# [Problem requirements]
Filter the lines below, copying only those with the string "ylabel".

○ ○ ○

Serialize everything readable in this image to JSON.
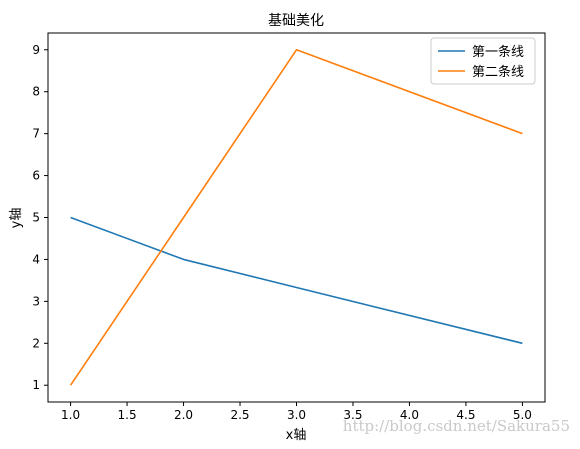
{
  "chart_data": {
    "type": "line",
    "title": "基础美化",
    "xlabel": "x轴",
    "ylabel": "y轴",
    "x": [
      1,
      2,
      3,
      5
    ],
    "xlim": [
      0.8,
      5.2
    ],
    "ylim": [
      0.6,
      9.4
    ],
    "xticks": [
      1.0,
      1.5,
      2.0,
      2.5,
      3.0,
      3.5,
      4.0,
      4.5,
      5.0
    ],
    "xtick_labels": [
      "1.0",
      "1.5",
      "2.0",
      "2.5",
      "3.0",
      "3.5",
      "4.0",
      "4.5",
      "5.0"
    ],
    "yticks": [
      1,
      2,
      3,
      4,
      5,
      6,
      7,
      8,
      9
    ],
    "ytick_labels": [
      "1",
      "2",
      "3",
      "4",
      "5",
      "6",
      "7",
      "8",
      "9"
    ],
    "grid": false,
    "legend_position": "top-right",
    "series": [
      {
        "name": "第一条线",
        "values": [
          5,
          4,
          3.33,
          2
        ],
        "color": "#1f77b4"
      },
      {
        "name": "第二条线",
        "values": [
          1,
          5,
          9,
          7
        ],
        "color": "#ff7f0e"
      }
    ]
  },
  "watermark": "http://blog.csdn.net/Sakura55"
}
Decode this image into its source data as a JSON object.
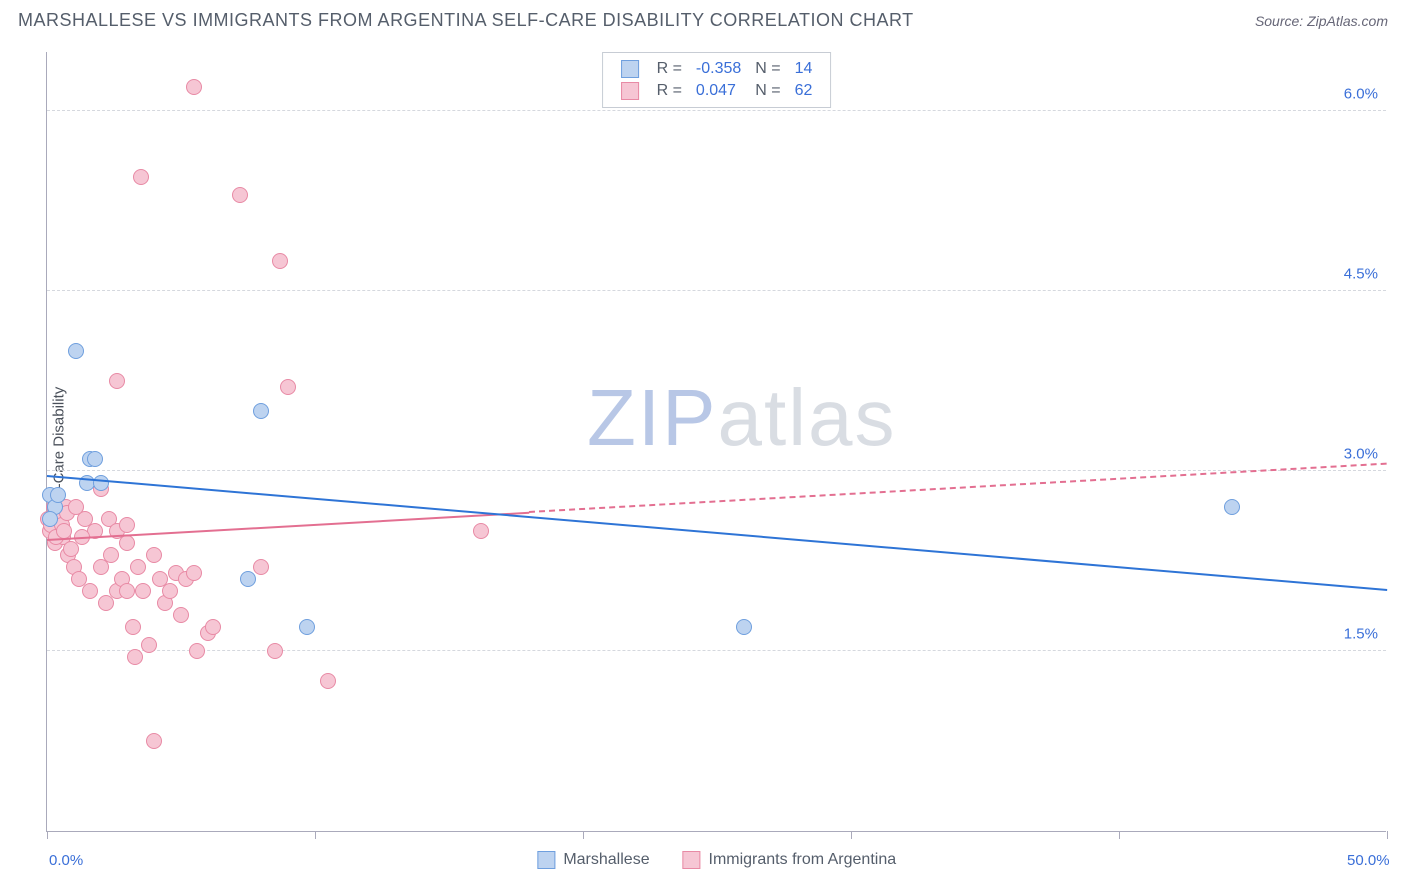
{
  "header": {
    "title": "MARSHALLESE VS IMMIGRANTS FROM ARGENTINA SELF-CARE DISABILITY CORRELATION CHART",
    "source_label": "Source:",
    "source_value": "ZipAtlas.com"
  },
  "axes": {
    "ylabel": "Self-Care Disability",
    "xmin": 0,
    "xmax": 50,
    "ymin": 0,
    "ymax": 6.5,
    "x_ticks": [
      0,
      10,
      20,
      30,
      40,
      50
    ],
    "x_tick_labels_shown": {
      "0": "0.0%",
      "50": "50.0%"
    },
    "y_gridlines": [
      1.5,
      3.0,
      4.5,
      6.0
    ],
    "y_tick_labels": {
      "1.5": "1.5%",
      "3.0": "3.0%",
      "4.5": "4.5%",
      "6.0": "6.0%"
    },
    "grid_color": "#d5d8de",
    "axis_color": "#aab0bb",
    "tick_color": "#3a6fd8",
    "label_color": "#4a505a"
  },
  "watermark": {
    "text_a": "ZIP",
    "text_b": "atlas",
    "fontsize": 80
  },
  "series": {
    "marshallese": {
      "label": "Marshallese",
      "fill": "#bdd3f0",
      "stroke": "#6f9fde",
      "line": "#2e74d6",
      "R": "-0.358",
      "N": "14",
      "marker_radius": 8,
      "points": [
        [
          0.1,
          2.8
        ],
        [
          0.3,
          2.7
        ],
        [
          0.4,
          2.8
        ],
        [
          1.1,
          4.0
        ],
        [
          1.5,
          2.9
        ],
        [
          1.6,
          3.1
        ],
        [
          2.0,
          2.9
        ],
        [
          8.0,
          3.5
        ],
        [
          7.5,
          2.1
        ],
        [
          9.7,
          1.7
        ],
        [
          26.0,
          1.7
        ],
        [
          44.2,
          2.7
        ],
        [
          0.1,
          2.6
        ],
        [
          1.8,
          3.1
        ]
      ],
      "trend": {
        "x1": 0,
        "y1": 2.95,
        "x2": 50,
        "y2": 2.0,
        "dash_after_x": 50
      }
    },
    "argentina": {
      "label": "Immigrants from Argentina",
      "fill": "#f6c6d4",
      "stroke": "#e88aa5",
      "line": "#e36f91",
      "R": "0.047",
      "N": "62",
      "marker_radius": 8,
      "points": [
        [
          0.1,
          2.5
        ],
        [
          0.2,
          2.6
        ],
        [
          0.3,
          2.4
        ],
        [
          0.4,
          2.55
        ],
        [
          0.5,
          2.65
        ],
        [
          0.6,
          2.45
        ],
        [
          0.7,
          2.7
        ],
        [
          0.8,
          2.3
        ],
        [
          0.05,
          2.6
        ],
        [
          0.15,
          2.55
        ],
        [
          0.25,
          2.7
        ],
        [
          0.35,
          2.45
        ],
        [
          0.45,
          2.6
        ],
        [
          0.55,
          2.55
        ],
        [
          0.65,
          2.5
        ],
        [
          0.75,
          2.65
        ],
        [
          1.0,
          2.2
        ],
        [
          1.2,
          2.1
        ],
        [
          1.4,
          2.6
        ],
        [
          1.6,
          2.0
        ],
        [
          1.8,
          2.5
        ],
        [
          2.0,
          2.2
        ],
        [
          2.2,
          1.9
        ],
        [
          2.4,
          2.3
        ],
        [
          2.6,
          2.0
        ],
        [
          2.8,
          2.1
        ],
        [
          3.0,
          2.4
        ],
        [
          3.2,
          1.7
        ],
        [
          3.4,
          2.2
        ],
        [
          3.6,
          2.0
        ],
        [
          3.8,
          1.55
        ],
        [
          4.0,
          2.3
        ],
        [
          4.2,
          2.1
        ],
        [
          4.4,
          1.9
        ],
        [
          4.6,
          2.0
        ],
        [
          4.8,
          2.15
        ],
        [
          5.0,
          1.8
        ],
        [
          5.2,
          2.1
        ],
        [
          5.6,
          1.5
        ],
        [
          6.0,
          1.65
        ],
        [
          2.0,
          2.85
        ],
        [
          2.3,
          2.6
        ],
        [
          2.6,
          2.5
        ],
        [
          3.0,
          2.55
        ],
        [
          5.5,
          2.15
        ],
        [
          6.2,
          1.7
        ],
        [
          2.6,
          3.75
        ],
        [
          3.3,
          1.45
        ],
        [
          4.0,
          0.75
        ],
        [
          8.0,
          2.2
        ],
        [
          8.7,
          4.75
        ],
        [
          9.0,
          3.7
        ],
        [
          8.5,
          1.5
        ],
        [
          10.5,
          1.25
        ],
        [
          5.5,
          6.2
        ],
        [
          3.5,
          5.45
        ],
        [
          7.2,
          5.3
        ],
        [
          16.2,
          2.5
        ],
        [
          3.0,
          2.0
        ],
        [
          0.9,
          2.35
        ],
        [
          1.1,
          2.7
        ],
        [
          1.3,
          2.45
        ]
      ],
      "trend": {
        "x1": 0,
        "y1": 2.42,
        "x2": 50,
        "y2": 3.05,
        "dash_after_x": 18
      }
    }
  },
  "legend_top": {
    "R_label": "R =",
    "N_label": "N ="
  }
}
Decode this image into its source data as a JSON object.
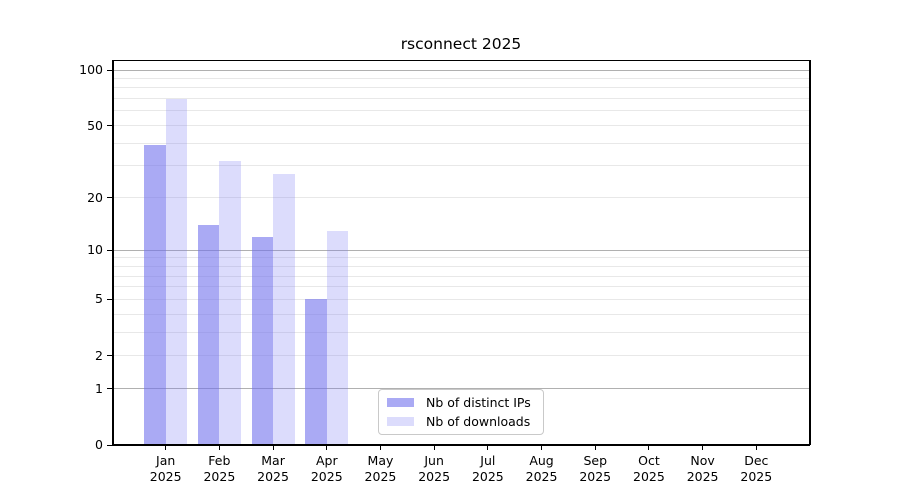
{
  "chart_data": {
    "type": "bar",
    "title": "rsconnect 2025",
    "y_scale": "log1p",
    "x_year": "2025",
    "categories": [
      "Jan",
      "Feb",
      "Mar",
      "Apr",
      "May",
      "Jun",
      "Jul",
      "Aug",
      "Sep",
      "Oct",
      "Nov",
      "Dec"
    ],
    "y_ticks": [
      0,
      1,
      2,
      5,
      10,
      20,
      50,
      100
    ],
    "grid": {
      "major_values": [
        1,
        10,
        100
      ],
      "minor_values": [
        2,
        3,
        4,
        5,
        6,
        7,
        8,
        9,
        20,
        30,
        40,
        50,
        60,
        70,
        80,
        90
      ]
    },
    "series": [
      {
        "name": "Nb of distinct IPs",
        "color": "rgba(113,113,237,0.6)",
        "values": [
          39,
          14,
          12,
          5,
          null,
          null,
          null,
          null,
          null,
          null,
          null,
          null
        ]
      },
      {
        "name": "Nb of downloads",
        "color": "rgba(118,118,245,0.26)",
        "values": [
          70,
          32,
          27,
          13,
          null,
          null,
          null,
          null,
          null,
          null,
          null,
          null
        ]
      }
    ],
    "legend_position": "lower center",
    "colors": {
      "major_grid": "#b0b0b0",
      "minor_grid": "#e8e8e8",
      "spine": "#000000",
      "background": "#ffffff"
    },
    "ylim": [
      0,
      113
    ],
    "xlabel": "",
    "ylabel": ""
  }
}
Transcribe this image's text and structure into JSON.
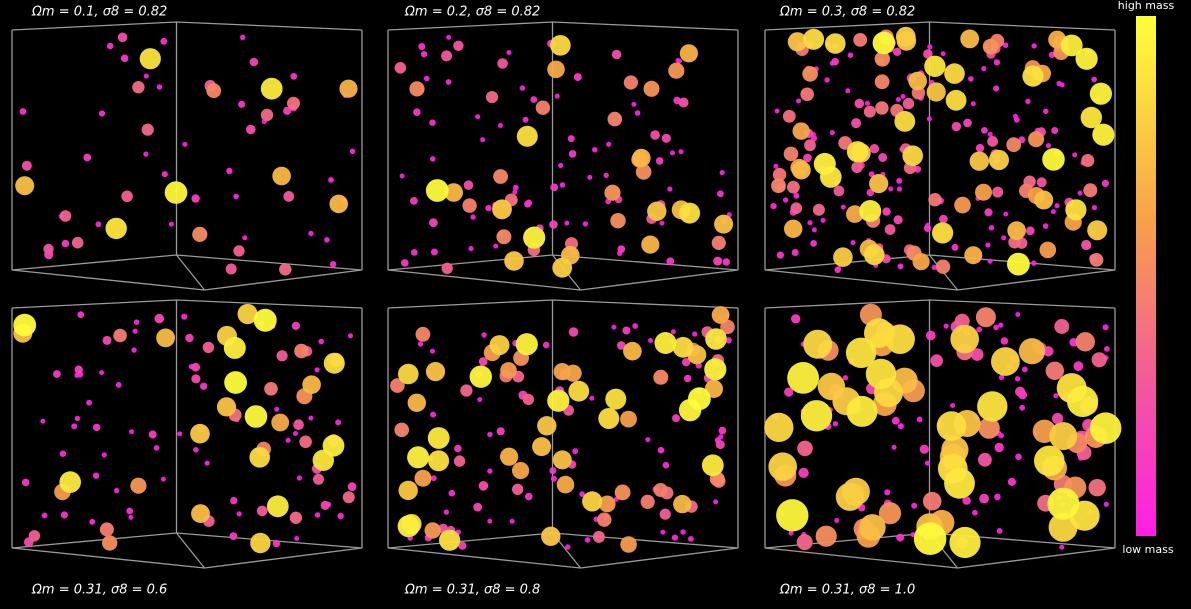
{
  "panels": [
    {
      "label": "Ωm = 0.1, σ8 = 0.82"
    },
    {
      "label": "Ωm = 0.2, σ8 = 0.82"
    },
    {
      "label": "Ωm = 0.3, σ8 = 0.82"
    },
    {
      "label": "Ωm = 0.31, σ8 = 0.6"
    },
    {
      "label": "Ωm = 0.31, σ8 = 0.8"
    },
    {
      "label": "Ωm = 0.31, σ8 = 1.0"
    }
  ],
  "colorbar": {
    "top_label": "high mass",
    "bottom_label": "low mass"
  }
}
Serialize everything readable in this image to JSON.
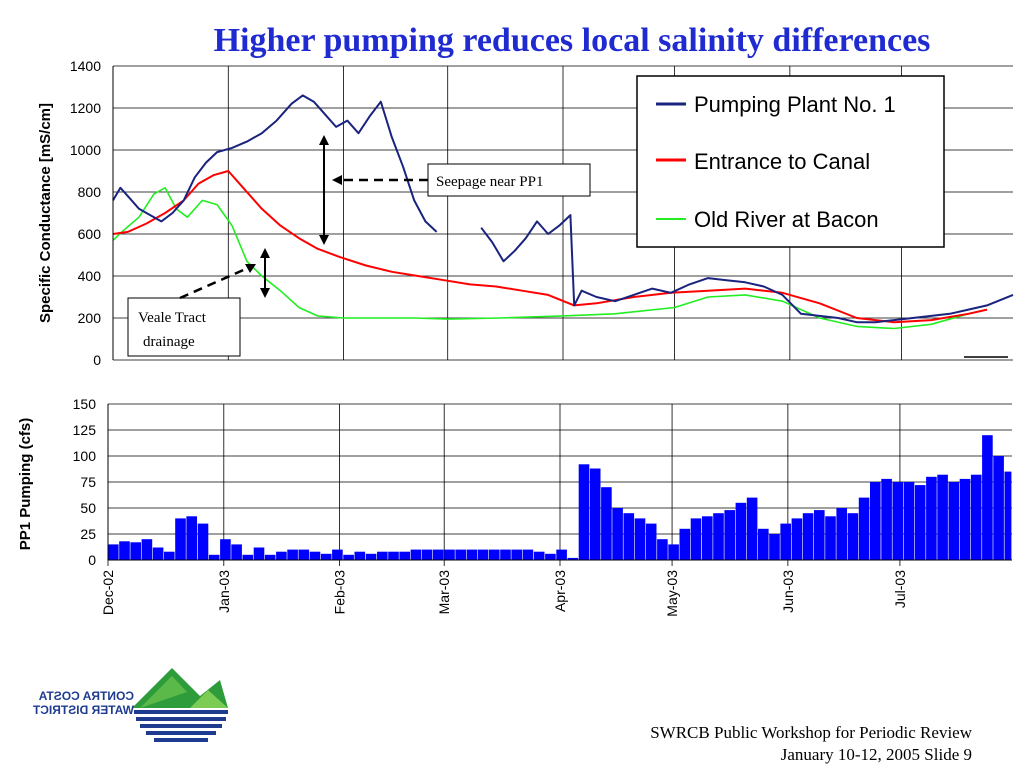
{
  "slide": {
    "title": "Higher pumping reduces local salinity differences",
    "footer_line1": "SWRCB Public Workshop for Periodic Review",
    "footer_line2": "January 10-12, 2005  Slide 9",
    "logo_text_line1": "CONTRA COSTA",
    "logo_text_line2": "WATER DISTRICT"
  },
  "chart_data": [
    {
      "type": "line",
      "ylabel": "Specific Conductance  [mS/cm]",
      "ylim": [
        0,
        1400
      ],
      "yticks": [
        "0",
        "200",
        "400",
        "600",
        "800",
        "1000",
        "1200",
        "1400"
      ],
      "grid": true,
      "legend_position": "top-right",
      "x_range": [
        "2002-12-01",
        "2003-07-31"
      ],
      "colors": {
        "Pumping Plant No. 1": "#1a237e",
        "Entrance to Canal": "#ff0000",
        "Old River at Bacon": "#22ee22"
      },
      "series": [
        {
          "name": "Pumping Plant No. 1",
          "x": [
            "2002-12-01",
            "2002-12-03",
            "2002-12-05",
            "2002-12-08",
            "2002-12-11",
            "2002-12-14",
            "2002-12-17",
            "2002-12-20",
            "2002-12-23",
            "2002-12-26",
            "2002-12-29",
            "2003-01-02",
            "2003-01-06",
            "2003-01-10",
            "2003-01-14",
            "2003-01-18",
            "2003-01-21",
            "2003-01-24",
            "2003-01-27",
            "2003-01-30",
            "2003-02-02",
            "2003-02-05",
            "2003-02-08",
            "2003-02-11",
            "2003-02-14",
            "2003-02-17",
            "2003-02-20",
            "2003-02-23",
            "2003-02-26",
            "null",
            "2003-03-10",
            "2003-03-13",
            "2003-03-16",
            "2003-03-19",
            "2003-03-22",
            "2003-03-25",
            "2003-03-28",
            "2003-03-31",
            "2003-04-03",
            "2003-04-04",
            "2003-04-06",
            "2003-04-10",
            "2003-04-15",
            "2003-04-20",
            "2003-04-25",
            "2003-04-30",
            "2003-05-05",
            "2003-05-10",
            "2003-05-15",
            "2003-05-20",
            "2003-05-25",
            "2003-05-30",
            "2003-06-04",
            "2003-06-09",
            "2003-06-14",
            "2003-06-19",
            "2003-06-24",
            "2003-06-29",
            "2003-07-04",
            "2003-07-09",
            "2003-07-14",
            "2003-07-19",
            "2003-07-24",
            "2003-07-31"
          ],
          "values": [
            760,
            820,
            780,
            720,
            690,
            660,
            700,
            760,
            870,
            940,
            990,
            1010,
            1040,
            1080,
            1140,
            1220,
            1260,
            1230,
            1170,
            1110,
            1140,
            1080,
            1160,
            1230,
            1060,
            920,
            760,
            660,
            610,
            null,
            630,
            560,
            470,
            520,
            580,
            660,
            600,
            640,
            690,
            260,
            330,
            300,
            280,
            310,
            340,
            320,
            360,
            390,
            380,
            370,
            350,
            310,
            220,
            210,
            200,
            180,
            180,
            190,
            200,
            210,
            220,
            240,
            260,
            310
          ]
        },
        {
          "name": "Entrance to Canal",
          "x": [
            "2002-12-01",
            "2002-12-05",
            "2002-12-10",
            "2002-12-15",
            "2002-12-20",
            "2002-12-24",
            "2002-12-28",
            "2003-01-01",
            "2003-01-05",
            "2003-01-10",
            "2003-01-15",
            "2003-01-20",
            "2003-01-25",
            "2003-01-31",
            "2003-02-07",
            "2003-02-14",
            "2003-02-21",
            "2003-02-28",
            "2003-03-07",
            "2003-03-14",
            "2003-03-21",
            "2003-03-28",
            "2003-04-04",
            "2003-04-10",
            "2003-04-20",
            "2003-04-30",
            "2003-05-10",
            "2003-05-20",
            "2003-05-30",
            "2003-06-09",
            "2003-06-19",
            "2003-06-29",
            "2003-07-09",
            "2003-07-19",
            "2003-07-24"
          ],
          "values": [
            600,
            610,
            650,
            700,
            760,
            840,
            880,
            900,
            820,
            720,
            640,
            580,
            530,
            490,
            450,
            420,
            400,
            380,
            360,
            350,
            330,
            310,
            260,
            270,
            300,
            320,
            330,
            340,
            320,
            270,
            200,
            180,
            190,
            220,
            240
          ]
        },
        {
          "name": "Old River at Bacon",
          "x": [
            "2002-12-01",
            "2002-12-04",
            "2002-12-08",
            "2002-12-12",
            "2002-12-15",
            "2002-12-18",
            "2002-12-21",
            "2002-12-25",
            "2002-12-29",
            "2003-01-02",
            "2003-01-06",
            "2003-01-10",
            "2003-01-15",
            "2003-01-20",
            "2003-01-25",
            "2003-02-01",
            "2003-02-10",
            "2003-02-20",
            "2003-03-01",
            "2003-03-15",
            "2003-04-01",
            "2003-04-15",
            "2003-05-01",
            "2003-05-10",
            "2003-05-20",
            "2003-05-30",
            "2003-06-09",
            "2003-06-19",
            "2003-06-29",
            "2003-07-09",
            "2003-07-19",
            "2003-07-24"
          ],
          "values": [
            570,
            620,
            680,
            790,
            820,
            720,
            680,
            760,
            740,
            640,
            470,
            400,
            330,
            250,
            210,
            200,
            200,
            200,
            195,
            200,
            210,
            220,
            250,
            300,
            310,
            280,
            200,
            160,
            150,
            170,
            220,
            240
          ]
        }
      ]
    },
    {
      "type": "bar",
      "ylabel": "PP1 Pumping (cfs)",
      "ylim": [
        0,
        150
      ],
      "yticks": [
        "0",
        "25",
        "50",
        "75",
        "100",
        "125",
        "150"
      ],
      "grid": true,
      "color": "#0000ff",
      "x_tick_labels": [
        "Dec-02",
        "Jan-03",
        "Feb-03",
        "Mar-03",
        "Apr-03",
        "May-03",
        "Jun-03",
        "Jul-03"
      ],
      "x_range": [
        "2002-12-01",
        "2003-07-31"
      ],
      "x": [
        "2002-12-01",
        "2002-12-04",
        "2002-12-07",
        "2002-12-10",
        "2002-12-13",
        "2002-12-16",
        "2002-12-19",
        "2002-12-22",
        "2002-12-25",
        "2002-12-28",
        "2002-12-31",
        "2003-01-03",
        "2003-01-06",
        "2003-01-09",
        "2003-01-12",
        "2003-01-15",
        "2003-01-18",
        "2003-01-21",
        "2003-01-24",
        "2003-01-27",
        "2003-01-30",
        "2003-02-02",
        "2003-02-05",
        "2003-02-08",
        "2003-02-11",
        "2003-02-14",
        "2003-02-17",
        "2003-02-20",
        "2003-02-23",
        "2003-02-26",
        "2003-03-01",
        "2003-03-04",
        "2003-03-07",
        "2003-03-10",
        "2003-03-13",
        "2003-03-16",
        "2003-03-19",
        "2003-03-22",
        "2003-03-25",
        "2003-03-28",
        "2003-03-31",
        "2003-04-03",
        "2003-04-06",
        "2003-04-09",
        "2003-04-12",
        "2003-04-15",
        "2003-04-18",
        "2003-04-21",
        "2003-04-24",
        "2003-04-27",
        "2003-04-30",
        "2003-05-03",
        "2003-05-06",
        "2003-05-09",
        "2003-05-12",
        "2003-05-15",
        "2003-05-18",
        "2003-05-21",
        "2003-05-24",
        "2003-05-27",
        "2003-05-30",
        "2003-06-02",
        "2003-06-05",
        "2003-06-08",
        "2003-06-11",
        "2003-06-14",
        "2003-06-17",
        "2003-06-20",
        "2003-06-23",
        "2003-06-26",
        "2003-06-29",
        "2003-07-02",
        "2003-07-05",
        "2003-07-08",
        "2003-07-11",
        "2003-07-14",
        "2003-07-17",
        "2003-07-20",
        "2003-07-23",
        "2003-07-26",
        "2003-07-29"
      ],
      "values": [
        15,
        18,
        17,
        20,
        12,
        8,
        40,
        42,
        35,
        5,
        20,
        15,
        5,
        12,
        5,
        8,
        10,
        10,
        8,
        6,
        10,
        5,
        8,
        6,
        8,
        8,
        8,
        10,
        10,
        10,
        10,
        10,
        10,
        10,
        10,
        10,
        10,
        10,
        8,
        6,
        10,
        2,
        92,
        88,
        70,
        50,
        45,
        40,
        35,
        20,
        15,
        30,
        40,
        42,
        45,
        48,
        55,
        60,
        30,
        25,
        35,
        40,
        45,
        48,
        42,
        50,
        45,
        60,
        75,
        78,
        75,
        75,
        72,
        80,
        82,
        75,
        78,
        82,
        120,
        100,
        85
      ]
    }
  ],
  "annotations": {
    "seepage": "Seepage near PP1",
    "veale_line1": "Veale Tract",
    "veale_line2": "drainage"
  }
}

○ ○ ○

# [Response to the exercise]
    "ylabel": "y轴",
    "ylabel": "Self-Care Disability",
    "ylabel": ""
      "ylabel": "Specific Conductance  [mS/cm]",
      "ylabel": "PP1 Pumping (cfs)",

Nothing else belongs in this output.